# GOAL OF THE EXERCISE:
Write the material out again in full, exactly.

▽

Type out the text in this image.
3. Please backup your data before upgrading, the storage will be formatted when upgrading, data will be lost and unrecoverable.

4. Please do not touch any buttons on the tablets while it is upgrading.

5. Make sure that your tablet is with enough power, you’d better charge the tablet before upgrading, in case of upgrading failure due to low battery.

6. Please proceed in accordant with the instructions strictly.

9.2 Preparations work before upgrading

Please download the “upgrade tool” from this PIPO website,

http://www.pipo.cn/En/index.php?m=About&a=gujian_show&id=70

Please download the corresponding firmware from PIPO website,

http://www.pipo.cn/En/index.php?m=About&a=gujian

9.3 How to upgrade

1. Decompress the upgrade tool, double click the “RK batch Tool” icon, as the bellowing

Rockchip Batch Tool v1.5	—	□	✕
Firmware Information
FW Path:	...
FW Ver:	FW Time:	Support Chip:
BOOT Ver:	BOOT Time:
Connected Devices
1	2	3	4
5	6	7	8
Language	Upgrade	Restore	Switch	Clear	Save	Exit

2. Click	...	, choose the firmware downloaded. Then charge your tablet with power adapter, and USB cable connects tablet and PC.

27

△

# IN RESPONSE:
Type out the text in this image.
3. Please backup your data before upgrading, the storage will be formatted when upgrading, data will be lost and unrecoverable.

4. Please do not touch any buttons on the tablets while it is upgrading.

5. Make sure that your tablet is with enough power, you’d better charge the tablet before upgrading, in case of upgrading failure due to low battery.

6. Please proceed in accordant with the instructions strictly.

9.2 Preparations work before upgrading

Please download the “upgrade tool” from this PIPO website,

http://www.pipo.cn/En/index.php?m=About&a=gujian_show&id=70

Please download the corresponding firmware from PIPO website,

http://www.pipo.cn/En/index.php?m=About&a=gujian

9.3 How to upgrade

1. Decompress the upgrade tool, double click the “RK batch Tool” icon, as the bellowing

Rockchip Batch Tool v1.5	—	□	✕
Firmware Information
FW Path:	...
FW Ver:	FW Time:	Support Chip:
BOOT Ver:	BOOT Time:
Connected Devices
1	2	3	4
5	6	7	8
Language	Upgrade	Restore	Switch	Clear	Save	Exit

2. Click	...	, choose the firmware downloaded. Then charge your tablet with power adapter, and USB cable connects tablet and PC.

27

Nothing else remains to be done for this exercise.